■ Exercise description: Please transcribe the records precisely; pictures stay out of your copy.

──────── Input material ────────

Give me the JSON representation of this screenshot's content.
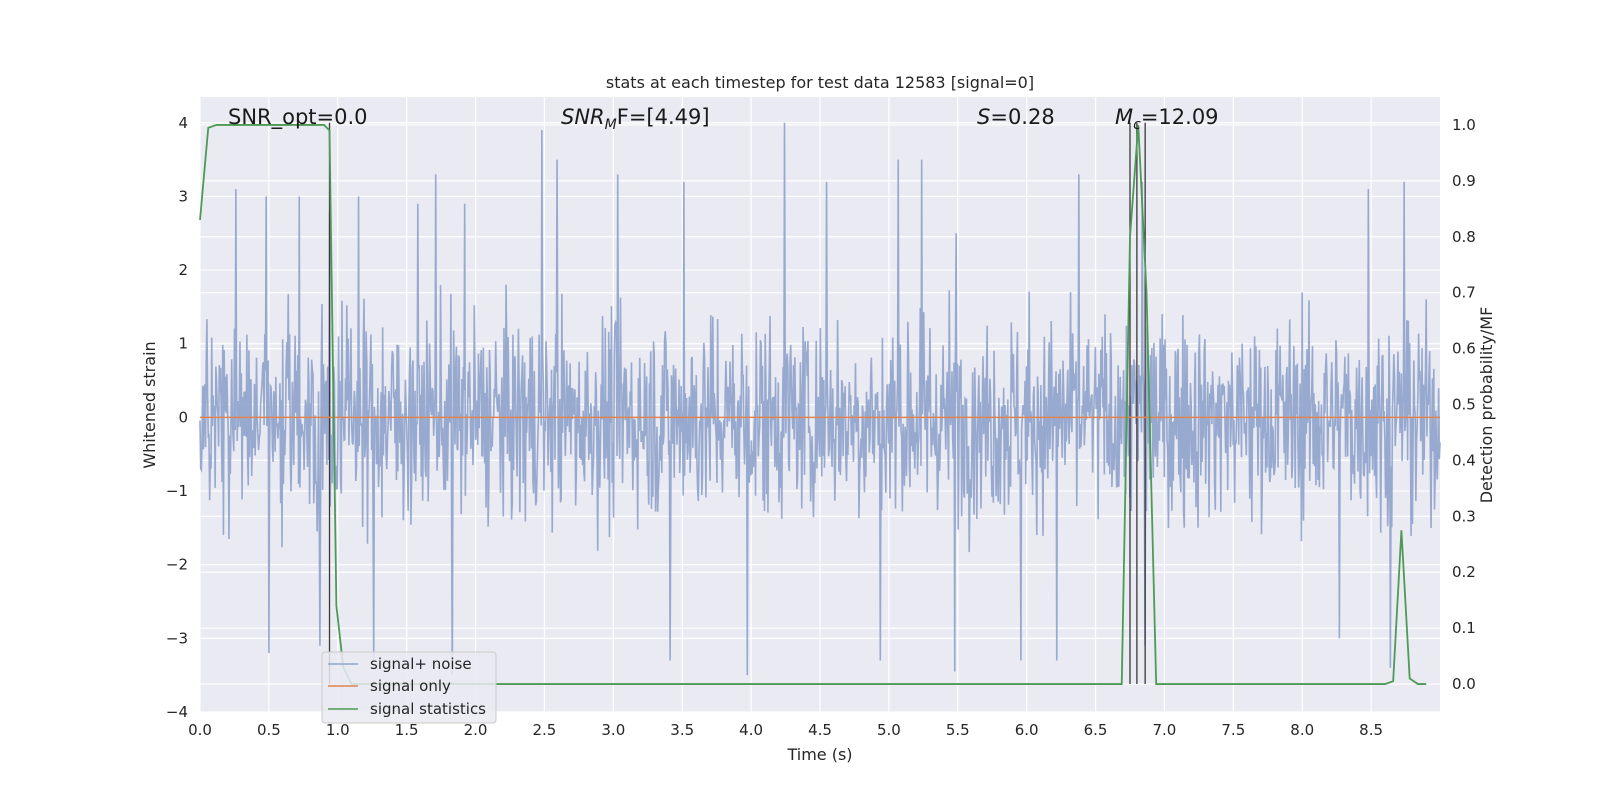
{
  "chart_data": {
    "type": "line",
    "title": "stats at each timestep for test data 12583 [signal=0]",
    "xlabel": "Time (s)",
    "ylabel": "Whitened strain",
    "y2label": "Detection probability/MF",
    "xlim": [
      0.0,
      9.0
    ],
    "ylim": [
      -4,
      4.35
    ],
    "y2lim": [
      -0.05,
      1.05
    ],
    "x_ticks": [
      "0.0",
      "0.5",
      "1.0",
      "1.5",
      "2.0",
      "2.5",
      "3.0",
      "3.5",
      "4.0",
      "4.5",
      "5.0",
      "5.5",
      "6.0",
      "6.5",
      "7.0",
      "7.5",
      "8.0",
      "8.5"
    ],
    "y_ticks": [
      "−4",
      "−3",
      "−2",
      "−1",
      "0",
      "1",
      "2",
      "3",
      "4"
    ],
    "y2_ticks": [
      "0.0",
      "0.1",
      "0.2",
      "0.3",
      "0.4",
      "0.5",
      "0.6",
      "0.7",
      "0.8",
      "0.9",
      "1.0"
    ],
    "grid": true,
    "legend_position": "lower-left",
    "annotations": {
      "snr_opt": "SNR_opt=0.0",
      "snr_mf_label": "SNR",
      "snr_mf_sub": "M",
      "snr_mf_rest": "F=[4.49]",
      "s_label": "S",
      "s_value": "=0.28",
      "mc_label": "M",
      "mc_sub": "c",
      "mc_value": "=12.09"
    },
    "vertical_markers": [
      0.94,
      6.75,
      6.8,
      6.86
    ],
    "series": [
      {
        "name": "signal+ noise",
        "axis": "left",
        "color": "#92a5cc",
        "description": "whitened strain noise, envelope approximately ±2 with spikes to ±3.5",
        "peaks_x": [
          0.26,
          0.48,
          0.72,
          0.94,
          1.15,
          1.58,
          1.71,
          1.92,
          2.48,
          2.59,
          3.03,
          3.51,
          4.24,
          4.55,
          5.07,
          5.24,
          5.49,
          6.38,
          6.84,
          8.48,
          8.74
        ],
        "peaks_y": [
          3.1,
          3.0,
          3.0,
          2.8,
          3.0,
          2.9,
          3.3,
          2.9,
          3.9,
          3.5,
          3.3,
          3.2,
          4.0,
          3.2,
          3.5,
          3.5,
          2.5,
          3.3,
          3.2,
          3.1,
          3.2
        ],
        "troughs_x": [
          0.5,
          0.87,
          1.26,
          1.83,
          3.41,
          3.97,
          4.94,
          5.48,
          5.96,
          6.22,
          6.86,
          8.27,
          8.64
        ],
        "troughs_y": [
          -3.2,
          -3.1,
          -3.3,
          -3.5,
          -3.3,
          -3.5,
          -3.3,
          -3.45,
          -3.3,
          -3.3,
          -3.1,
          -3.0,
          -3.4
        ]
      },
      {
        "name": "signal only",
        "axis": "left",
        "color": "#dd8452",
        "x": [
          0.0,
          9.0
        ],
        "y": [
          0.0,
          0.0
        ]
      },
      {
        "name": "signal statistics",
        "axis": "right",
        "color": "#4c9a55",
        "x": [
          0.0,
          0.06,
          0.12,
          0.3,
          0.9,
          0.94,
          0.99,
          1.04,
          1.1,
          6.65,
          6.69,
          6.75,
          6.81,
          6.87,
          6.94,
          8.6,
          8.66,
          8.72,
          8.78,
          8.84,
          8.9
        ],
        "y": [
          0.83,
          0.995,
          1.0,
          1.0,
          1.0,
          0.99,
          0.14,
          0.03,
          0.0,
          0.0,
          0.0,
          0.8,
          1.0,
          0.7,
          0.0,
          0.0,
          0.005,
          0.275,
          0.01,
          0.0,
          0.0
        ]
      }
    ]
  }
}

────────

■ The completed task:
Give me the JSON representation of this screenshot's content.
{
  "chart_data": {
    "type": "line",
    "title": "stats at each timestep for test data 12583 [signal=0]",
    "xlabel": "Time (s)",
    "ylabel": "Whitened strain",
    "y2label": "Detection probability/MF",
    "xlim": [
      0.0,
      9.0
    ],
    "ylim": [
      -4,
      4.35
    ],
    "y2lim": [
      -0.05,
      1.05
    ],
    "x_ticks": [
      "0.0",
      "0.5",
      "1.0",
      "1.5",
      "2.0",
      "2.5",
      "3.0",
      "3.5",
      "4.0",
      "4.5",
      "5.0",
      "5.5",
      "6.0",
      "6.5",
      "7.0",
      "7.5",
      "8.0",
      "8.5"
    ],
    "y_ticks": [
      "−4",
      "−3",
      "−2",
      "−1",
      "0",
      "1",
      "2",
      "3",
      "4"
    ],
    "y2_ticks": [
      "0.0",
      "0.1",
      "0.2",
      "0.3",
      "0.4",
      "0.5",
      "0.6",
      "0.7",
      "0.8",
      "0.9",
      "1.0"
    ],
    "grid": true,
    "legend_position": "lower-left",
    "annotations": {
      "snr_opt": "SNR_opt=0.0",
      "snr_mf_label": "SNR",
      "snr_mf_sub": "M",
      "snr_mf_rest": "F=[4.49]",
      "s_label": "S",
      "s_value": "=0.28",
      "mc_label": "M",
      "mc_sub": "c",
      "mc_value": "=12.09"
    },
    "vertical_markers": [
      0.94,
      6.75,
      6.8,
      6.86
    ],
    "series": [
      {
        "name": "signal+ noise",
        "axis": "left",
        "color": "#92a5cc",
        "description": "whitened strain noise, envelope approximately ±2 with spikes to ±3.5",
        "peaks_x": [
          0.26,
          0.48,
          0.72,
          0.94,
          1.15,
          1.58,
          1.71,
          1.92,
          2.48,
          2.59,
          3.03,
          3.51,
          4.24,
          4.55,
          5.07,
          5.24,
          5.49,
          6.38,
          6.84,
          8.48,
          8.74
        ],
        "peaks_y": [
          3.1,
          3.0,
          3.0,
          2.8,
          3.0,
          2.9,
          3.3,
          2.9,
          3.9,
          3.5,
          3.3,
          3.2,
          4.0,
          3.2,
          3.5,
          3.5,
          2.5,
          3.3,
          3.2,
          3.1,
          3.2
        ],
        "troughs_x": [
          0.5,
          0.87,
          1.26,
          1.83,
          3.41,
          3.97,
          4.94,
          5.48,
          5.96,
          6.22,
          6.86,
          8.27,
          8.64
        ],
        "troughs_y": [
          -3.2,
          -3.1,
          -3.3,
          -3.5,
          -3.3,
          -3.5,
          -3.3,
          -3.45,
          -3.3,
          -3.3,
          -3.1,
          -3.0,
          -3.4
        ]
      },
      {
        "name": "signal only",
        "axis": "left",
        "color": "#dd8452",
        "x": [
          0.0,
          9.0
        ],
        "y": [
          0.0,
          0.0
        ]
      },
      {
        "name": "signal statistics",
        "axis": "right",
        "color": "#4c9a55",
        "x": [
          0.0,
          0.06,
          0.12,
          0.3,
          0.9,
          0.94,
          0.99,
          1.04,
          1.1,
          6.65,
          6.69,
          6.75,
          6.81,
          6.87,
          6.94,
          8.6,
          8.66,
          8.72,
          8.78,
          8.84,
          8.9
        ],
        "y": [
          0.83,
          0.995,
          1.0,
          1.0,
          1.0,
          0.99,
          0.14,
          0.03,
          0.0,
          0.0,
          0.0,
          0.8,
          1.0,
          0.7,
          0.0,
          0.0,
          0.005,
          0.275,
          0.01,
          0.0,
          0.0
        ]
      }
    ]
  }
}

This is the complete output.